PROBLEM DETAILS = Search the records for the word "Adam" and report each line that has it.

SUPPLIED DATA =
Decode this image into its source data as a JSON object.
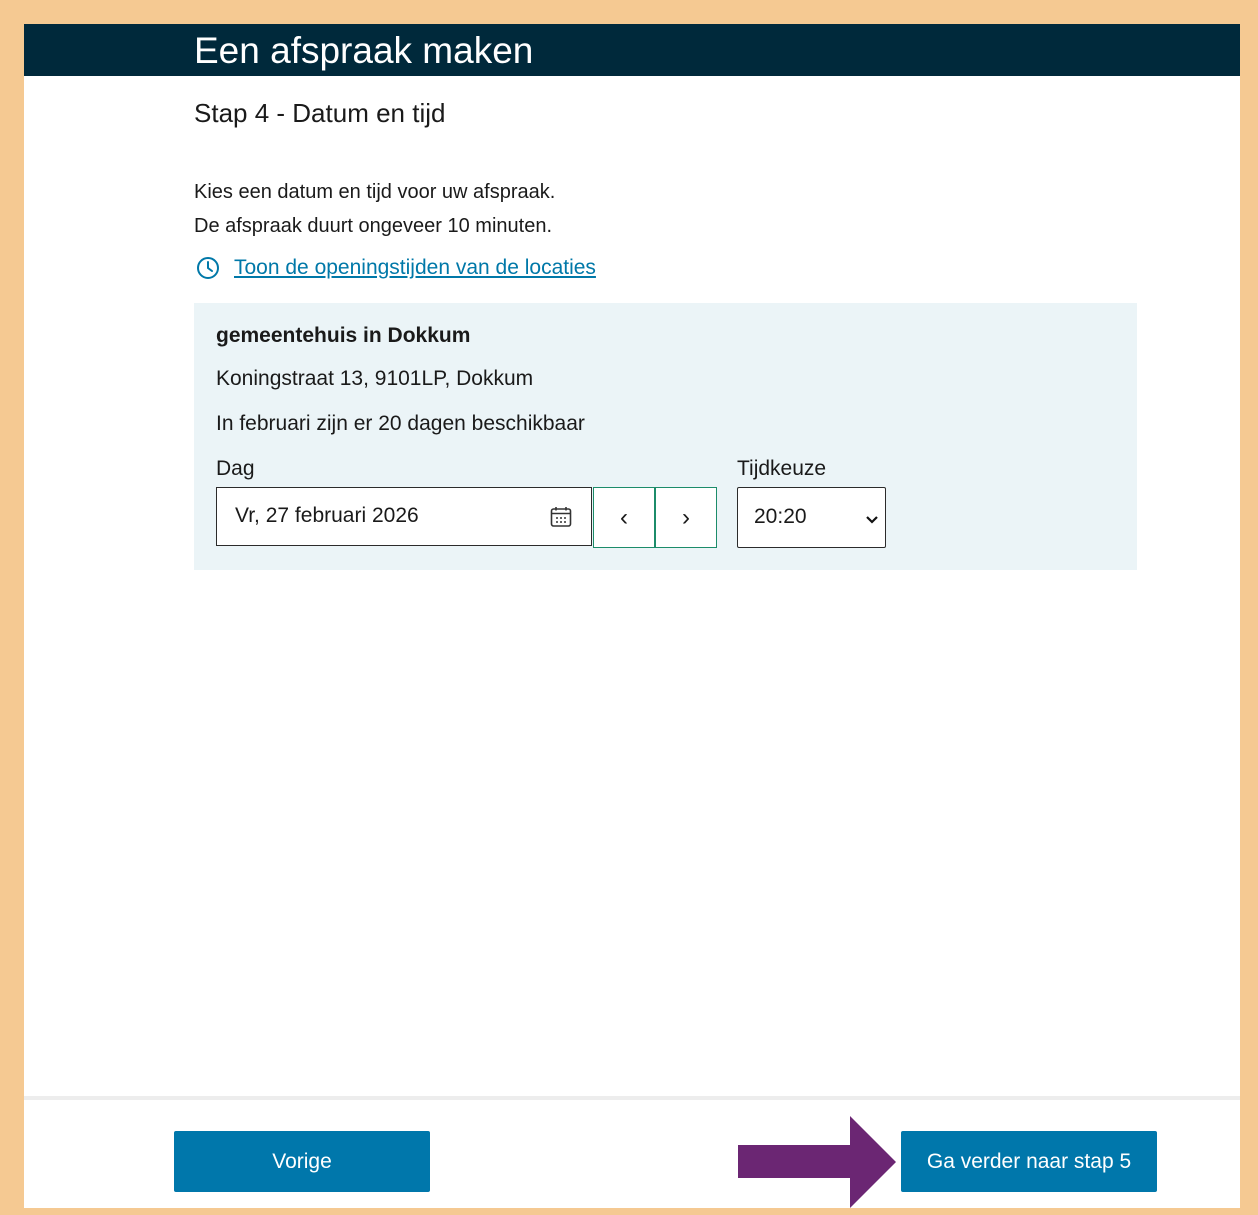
{
  "header": {
    "title": "Een afspraak maken"
  },
  "step": {
    "title": "Stap 4 - Datum en tijd"
  },
  "intro": {
    "line1": "Kies een datum en tijd voor uw afspraak.",
    "line2": "De afspraak duurt ongeveer 10 minuten."
  },
  "hours_link": {
    "label": "Toon de openingstijden van de locaties",
    "icon": "clock-icon"
  },
  "location": {
    "name": "gemeentehuis in Dokkum",
    "address": "Koningstraat 13, 9101LP, Dokkum",
    "availability": "In februari zijn er 20 dagen beschikbaar"
  },
  "date": {
    "label": "Dag",
    "value": "Vr, 27 februari 2026",
    "icon": "calendar-icon",
    "prev_label": "‹",
    "next_label": "›"
  },
  "time": {
    "label": "Tijdkeuze",
    "value": "20:20"
  },
  "footer": {
    "prev_button": "Vorige",
    "next_button": "Ga verder naar stap 5"
  },
  "colors": {
    "header_bg": "#00293b",
    "accent_blue": "#0077ab",
    "panel_bg": "#ebf4f7",
    "nav_border": "#1c8c6a",
    "annotation_arrow": "#6b2673",
    "outer_border": "#f5c992"
  }
}
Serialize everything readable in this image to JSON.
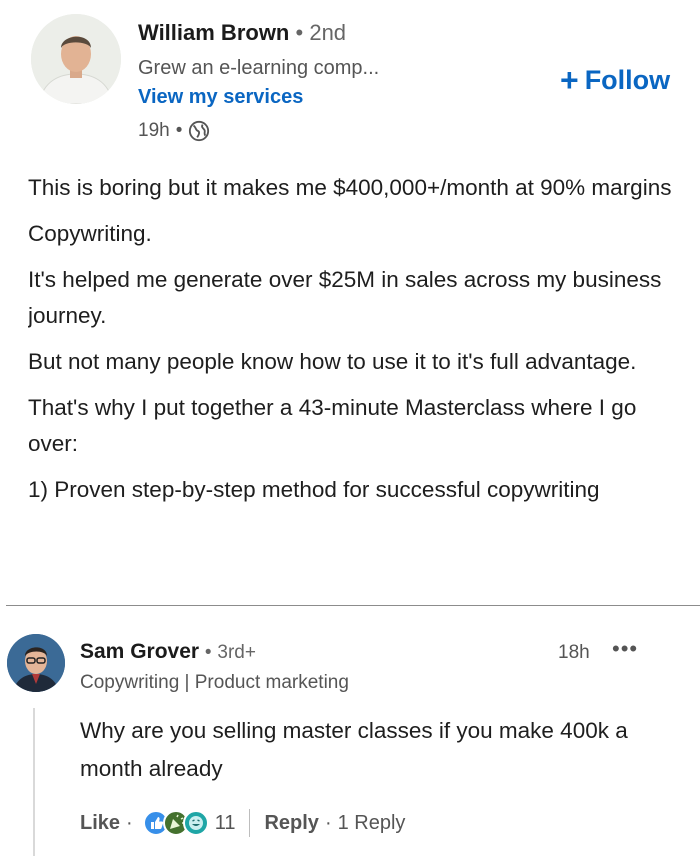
{
  "author": {
    "name": "William Brown",
    "separator": "•",
    "degree": "2nd",
    "headline": "Grew an e-learning comp...",
    "services_link": "View my services",
    "time": "19h",
    "meta_separator": "•",
    "visibility_icon": "globe-icon"
  },
  "follow": {
    "plus": "+",
    "label": "Follow"
  },
  "post": {
    "paragraphs": [
      "This is boring but it makes me $400,000+/month at 90% margins",
      "Copywriting.",
      "It's helped me generate over $25M in sales across my business journey.",
      "But not many people know how to use it to it's full advantage.",
      "That's why I put together a 43-minute Masterclass where I go over:",
      "1) Proven step-by-step method for successful copywriting"
    ]
  },
  "comment": {
    "name": "Sam Grover",
    "separator": "•",
    "degree": "3rd+",
    "headline": "Copywriting | Product marketing",
    "time": "18h",
    "more": "•••",
    "text": "Why are you selling master classes if you make 400k a month already",
    "actions": {
      "like": "Like",
      "dot": "·",
      "reaction_count": "11",
      "reaction_icons": [
        "like-icon",
        "celebrate-icon",
        "funny-icon"
      ],
      "reply": "Reply",
      "reply_count": "1 Reply"
    }
  },
  "colors": {
    "link": "#0a66c2",
    "muted": "#555555",
    "text": "#1e1e1e"
  }
}
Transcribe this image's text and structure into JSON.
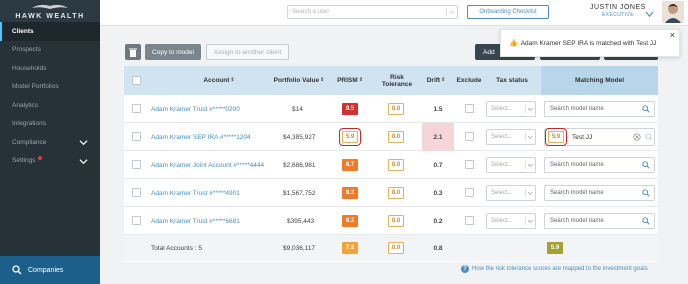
{
  "app": {
    "name": "HAWK WEALTH"
  },
  "sidebar": {
    "items": [
      {
        "label": "Clients",
        "active": true
      },
      {
        "label": "Prospects"
      },
      {
        "label": "Households"
      },
      {
        "label": "Model Portfolios"
      },
      {
        "label": "Analytics"
      },
      {
        "label": "Integrations"
      },
      {
        "label": "Compliance",
        "expandable": true
      },
      {
        "label": "Settings",
        "expandable": true,
        "alert": true
      }
    ],
    "footer": {
      "label": "Companies"
    }
  },
  "topbar": {
    "user_search_placeholder": "Search a user",
    "onboarding_label": "Onboarding Checklist",
    "user_name": "JUSTIN JONES",
    "user_role": "EXECUTIVE"
  },
  "toolbar": {
    "copy_label": "Copy to model",
    "assign_label": "Assign to another client",
    "dark_button_label": "Add"
  },
  "toast": {
    "message": "Adam Kramer SEP IRA is matched with Test JJ",
    "close": "×"
  },
  "table": {
    "headers": {
      "account": "Account",
      "portfolio_value": "Portfolio Value",
      "prism": "PRISM",
      "risk_tolerance": "Risk Tolerance",
      "drift": "Drift",
      "exclude": "Exclude",
      "tax_status": "Tax status",
      "matching_model": "Matching Model"
    },
    "tax_placeholder": "Select...",
    "model_placeholder": "Search model name",
    "rows": [
      {
        "account": "Adam Kramer Trust #*****0200",
        "value": "$14",
        "prism": "9.5",
        "prism_color": "#d32f2f",
        "risk": "8.0",
        "drift": "1.5"
      },
      {
        "account": "Adam Kramer SEP IRA #*****1204",
        "value": "$4,385,927",
        "prism": "5.9",
        "prism_color": "outline",
        "risk": "8.0",
        "drift": "2.1",
        "drift_highlight": true,
        "model_score": "5.9",
        "model_name": "Test JJ"
      },
      {
        "account": "Adam Kramer Joint Account #*****4444",
        "value": "$2,686,981",
        "prism": "8.7",
        "prism_color": "#ef7a2a",
        "risk": "8.0",
        "drift": "0.7"
      },
      {
        "account": "Adam Kramer Trust #*****4901",
        "value": "$1,567,752",
        "prism": "8.3",
        "prism_color": "#ef7a2a",
        "risk": "8.0",
        "drift": "0.3"
      },
      {
        "account": "Adam Kramer Trust #*****6681",
        "value": "$395,443",
        "prism": "8.2",
        "prism_color": "#ef7a2a",
        "risk": "8.0",
        "drift": "0.2"
      }
    ],
    "total": {
      "label": "Total Accounts : 5",
      "value": "$9,036,117",
      "prism": "7.2",
      "risk": "8.0",
      "drift": "0.8",
      "model_score": "5.9"
    }
  },
  "help_text": "How the risk tolerance scores are mapped to the investment goals",
  "colors": {
    "sidebar": "#263238",
    "accent": "#4a90c2",
    "prism_red": "#d32f2f",
    "prism_orange": "#ef7a2a",
    "total_prism": "#f2a33a",
    "model_score_olive": "#a3a036"
  }
}
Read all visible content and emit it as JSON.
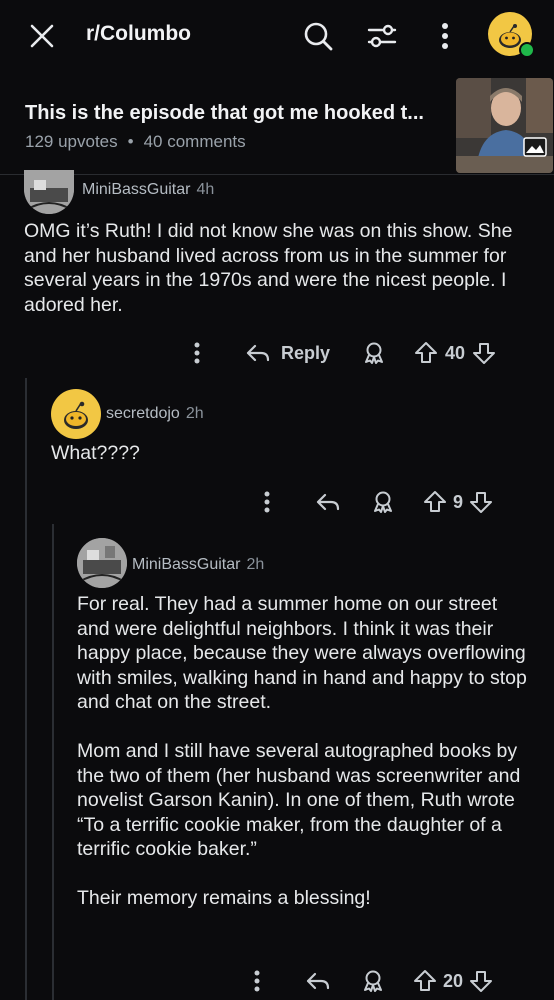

RESPONSE TO THIS EXERCISE =
    "message": "Adam Kramer SEP IRA is matched with Test JJ",
        "account": "Adam Kramer Trust #*****0200",
        "account": "Adam Kramer SEP IRA #*****1204",
        "account": "Adam Kramer Joint Account #*****4444",
        "account": "Adam Kramer Trust #*****4901",
        "account": "Adam Kramer Trust #*****6681",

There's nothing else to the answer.